Exercise directions –
Scan the listing below. Report each line that includes "stock".

-- start of Supplied data --

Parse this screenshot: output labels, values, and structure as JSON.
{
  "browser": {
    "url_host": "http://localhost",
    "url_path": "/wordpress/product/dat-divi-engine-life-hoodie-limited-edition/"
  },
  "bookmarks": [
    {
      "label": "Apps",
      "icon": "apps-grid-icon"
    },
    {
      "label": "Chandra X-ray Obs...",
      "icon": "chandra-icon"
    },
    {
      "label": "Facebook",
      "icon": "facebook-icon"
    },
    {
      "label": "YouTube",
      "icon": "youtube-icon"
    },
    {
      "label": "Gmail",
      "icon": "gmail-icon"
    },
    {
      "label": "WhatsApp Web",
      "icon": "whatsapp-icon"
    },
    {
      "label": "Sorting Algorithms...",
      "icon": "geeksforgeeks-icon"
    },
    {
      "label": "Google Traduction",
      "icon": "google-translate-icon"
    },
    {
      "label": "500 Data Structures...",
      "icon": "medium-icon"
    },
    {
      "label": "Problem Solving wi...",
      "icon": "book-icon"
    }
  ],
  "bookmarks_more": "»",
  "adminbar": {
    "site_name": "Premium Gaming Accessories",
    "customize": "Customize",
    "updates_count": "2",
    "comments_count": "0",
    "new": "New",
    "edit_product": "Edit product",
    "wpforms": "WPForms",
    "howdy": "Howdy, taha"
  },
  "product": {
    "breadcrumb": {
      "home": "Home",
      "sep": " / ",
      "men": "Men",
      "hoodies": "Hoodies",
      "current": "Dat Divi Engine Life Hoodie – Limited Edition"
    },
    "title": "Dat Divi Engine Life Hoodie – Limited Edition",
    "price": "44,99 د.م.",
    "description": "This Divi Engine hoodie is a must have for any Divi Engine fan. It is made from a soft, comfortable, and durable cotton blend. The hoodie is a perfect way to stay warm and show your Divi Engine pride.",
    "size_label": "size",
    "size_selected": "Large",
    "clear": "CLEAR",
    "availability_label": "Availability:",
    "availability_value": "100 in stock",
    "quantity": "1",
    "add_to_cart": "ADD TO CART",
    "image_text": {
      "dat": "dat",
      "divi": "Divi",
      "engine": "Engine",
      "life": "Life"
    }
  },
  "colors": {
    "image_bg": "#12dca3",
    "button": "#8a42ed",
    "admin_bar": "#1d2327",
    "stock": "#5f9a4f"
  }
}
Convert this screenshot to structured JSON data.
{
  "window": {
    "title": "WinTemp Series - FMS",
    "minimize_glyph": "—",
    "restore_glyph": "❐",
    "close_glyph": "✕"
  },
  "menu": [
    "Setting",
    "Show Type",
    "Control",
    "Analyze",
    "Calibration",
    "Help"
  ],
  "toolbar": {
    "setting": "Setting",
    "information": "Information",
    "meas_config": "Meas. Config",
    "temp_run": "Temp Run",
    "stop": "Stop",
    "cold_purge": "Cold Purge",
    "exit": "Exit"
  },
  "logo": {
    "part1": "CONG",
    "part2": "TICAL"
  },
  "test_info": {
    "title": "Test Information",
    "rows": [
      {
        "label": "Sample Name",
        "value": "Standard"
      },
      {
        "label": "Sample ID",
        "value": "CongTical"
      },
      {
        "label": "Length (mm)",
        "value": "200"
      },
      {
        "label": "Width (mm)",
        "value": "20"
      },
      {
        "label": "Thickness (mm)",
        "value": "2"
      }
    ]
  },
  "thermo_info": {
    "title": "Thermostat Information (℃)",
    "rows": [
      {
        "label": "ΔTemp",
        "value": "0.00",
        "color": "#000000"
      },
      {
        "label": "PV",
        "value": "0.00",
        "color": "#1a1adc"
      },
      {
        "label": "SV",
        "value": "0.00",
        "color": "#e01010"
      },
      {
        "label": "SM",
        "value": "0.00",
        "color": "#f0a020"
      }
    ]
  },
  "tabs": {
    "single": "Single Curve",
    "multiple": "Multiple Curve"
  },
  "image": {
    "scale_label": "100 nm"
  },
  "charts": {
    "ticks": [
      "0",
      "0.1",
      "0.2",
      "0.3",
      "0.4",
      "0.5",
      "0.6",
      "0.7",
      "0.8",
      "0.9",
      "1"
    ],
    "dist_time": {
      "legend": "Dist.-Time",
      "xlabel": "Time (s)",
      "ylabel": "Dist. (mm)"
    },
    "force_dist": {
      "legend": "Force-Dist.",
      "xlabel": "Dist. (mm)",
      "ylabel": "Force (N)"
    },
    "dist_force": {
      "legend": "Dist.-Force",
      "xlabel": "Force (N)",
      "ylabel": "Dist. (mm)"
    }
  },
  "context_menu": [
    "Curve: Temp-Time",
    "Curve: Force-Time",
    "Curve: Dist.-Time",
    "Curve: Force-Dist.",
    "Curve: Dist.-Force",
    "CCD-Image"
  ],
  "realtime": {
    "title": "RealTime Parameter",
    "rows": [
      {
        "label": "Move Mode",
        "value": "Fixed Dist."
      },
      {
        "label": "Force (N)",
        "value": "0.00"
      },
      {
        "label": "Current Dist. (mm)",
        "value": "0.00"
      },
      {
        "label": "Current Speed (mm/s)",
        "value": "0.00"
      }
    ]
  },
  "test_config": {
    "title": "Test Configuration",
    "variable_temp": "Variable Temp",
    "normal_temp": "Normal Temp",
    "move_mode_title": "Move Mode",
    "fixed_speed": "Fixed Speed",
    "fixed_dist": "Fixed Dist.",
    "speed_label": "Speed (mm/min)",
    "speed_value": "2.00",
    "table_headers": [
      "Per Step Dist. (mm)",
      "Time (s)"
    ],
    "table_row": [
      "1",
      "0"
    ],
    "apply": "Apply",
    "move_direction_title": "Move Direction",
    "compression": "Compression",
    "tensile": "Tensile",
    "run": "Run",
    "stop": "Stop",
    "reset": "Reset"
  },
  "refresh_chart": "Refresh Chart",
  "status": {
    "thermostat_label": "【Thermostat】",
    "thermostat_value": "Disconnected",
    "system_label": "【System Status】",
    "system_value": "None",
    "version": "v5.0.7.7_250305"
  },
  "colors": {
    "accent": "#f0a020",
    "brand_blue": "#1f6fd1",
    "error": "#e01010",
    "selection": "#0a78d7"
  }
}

-- end of Supplied data --
-- start of Supplied data --

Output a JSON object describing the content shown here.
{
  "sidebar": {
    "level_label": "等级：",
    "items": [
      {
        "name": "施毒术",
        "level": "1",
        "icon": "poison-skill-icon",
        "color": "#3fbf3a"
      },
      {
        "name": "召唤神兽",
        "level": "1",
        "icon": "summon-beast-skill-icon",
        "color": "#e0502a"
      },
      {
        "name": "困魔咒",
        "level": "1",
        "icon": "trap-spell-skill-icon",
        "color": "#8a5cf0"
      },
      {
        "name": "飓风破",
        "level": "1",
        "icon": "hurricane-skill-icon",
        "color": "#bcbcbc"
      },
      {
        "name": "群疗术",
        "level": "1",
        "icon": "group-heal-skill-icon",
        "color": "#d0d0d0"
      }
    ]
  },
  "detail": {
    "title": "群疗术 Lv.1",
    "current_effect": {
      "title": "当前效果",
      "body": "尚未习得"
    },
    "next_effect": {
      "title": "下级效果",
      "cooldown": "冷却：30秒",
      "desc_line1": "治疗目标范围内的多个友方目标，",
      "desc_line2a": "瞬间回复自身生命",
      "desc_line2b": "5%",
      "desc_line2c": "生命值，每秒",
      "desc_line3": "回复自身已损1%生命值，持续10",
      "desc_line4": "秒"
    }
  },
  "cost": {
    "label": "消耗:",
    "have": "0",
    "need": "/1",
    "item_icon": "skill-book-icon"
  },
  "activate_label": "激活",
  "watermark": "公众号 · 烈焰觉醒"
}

-- end of Supplied data --
-- start of Supplied data --

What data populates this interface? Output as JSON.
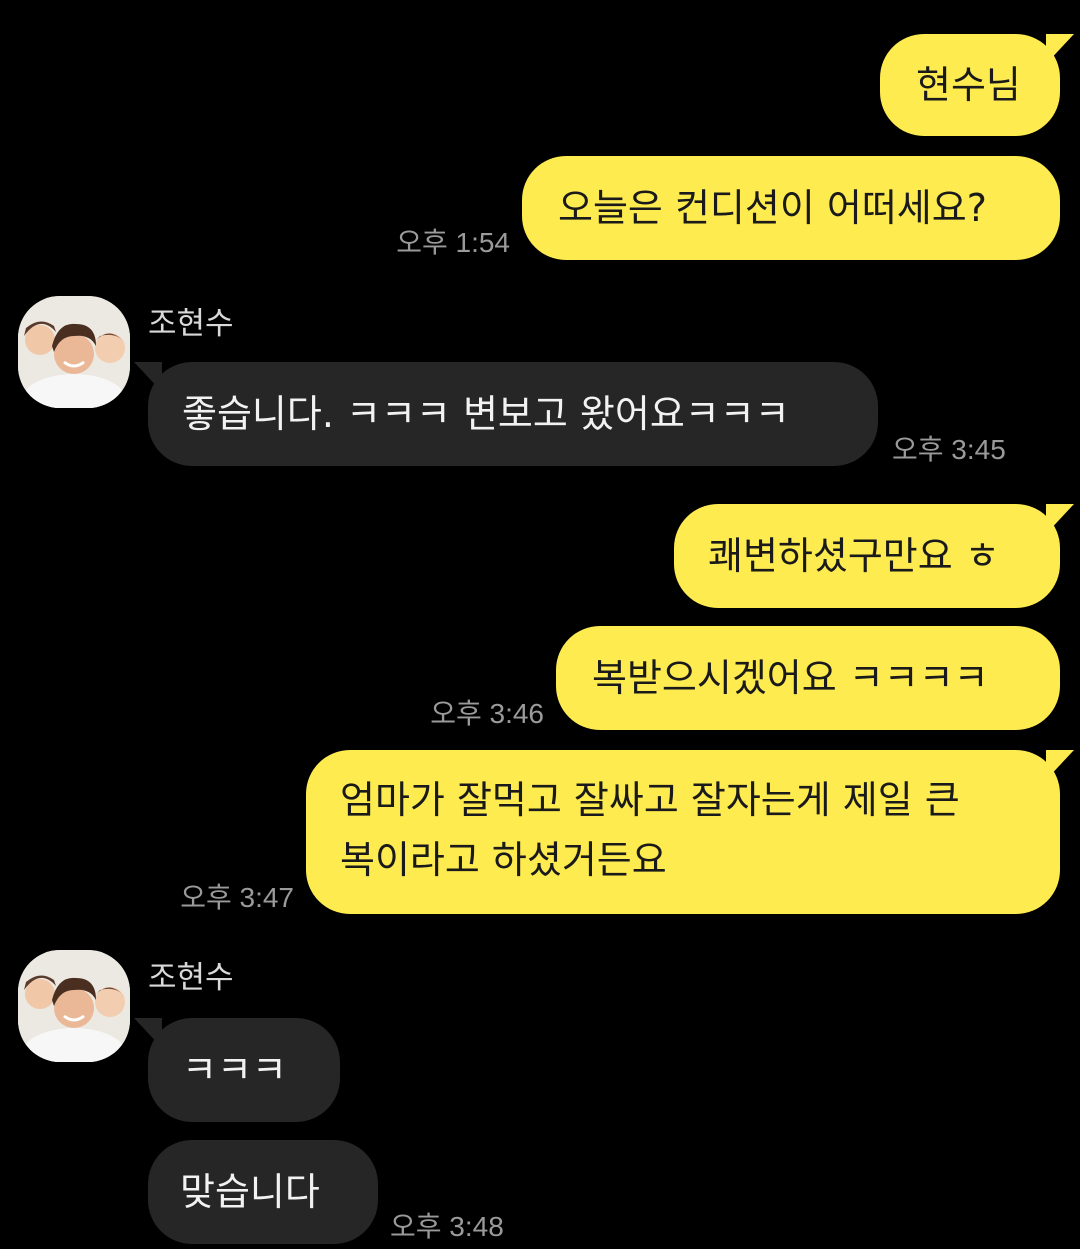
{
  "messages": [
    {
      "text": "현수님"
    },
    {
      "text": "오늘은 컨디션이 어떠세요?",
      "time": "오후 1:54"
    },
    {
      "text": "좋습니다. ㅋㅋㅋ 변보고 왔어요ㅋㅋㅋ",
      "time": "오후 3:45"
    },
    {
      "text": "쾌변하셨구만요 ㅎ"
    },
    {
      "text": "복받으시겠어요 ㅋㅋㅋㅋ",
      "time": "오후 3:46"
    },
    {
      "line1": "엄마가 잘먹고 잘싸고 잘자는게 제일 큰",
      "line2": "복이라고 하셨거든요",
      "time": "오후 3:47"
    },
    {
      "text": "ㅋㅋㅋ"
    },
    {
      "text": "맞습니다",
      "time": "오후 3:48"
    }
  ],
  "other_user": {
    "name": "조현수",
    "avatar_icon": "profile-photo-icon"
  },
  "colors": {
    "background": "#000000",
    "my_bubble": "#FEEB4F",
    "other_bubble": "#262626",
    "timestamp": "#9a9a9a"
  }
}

-- end of Supplied data --

Result of the exercise –
    "availability_value": "100 in stock",
    "stock": "#5f9a4f"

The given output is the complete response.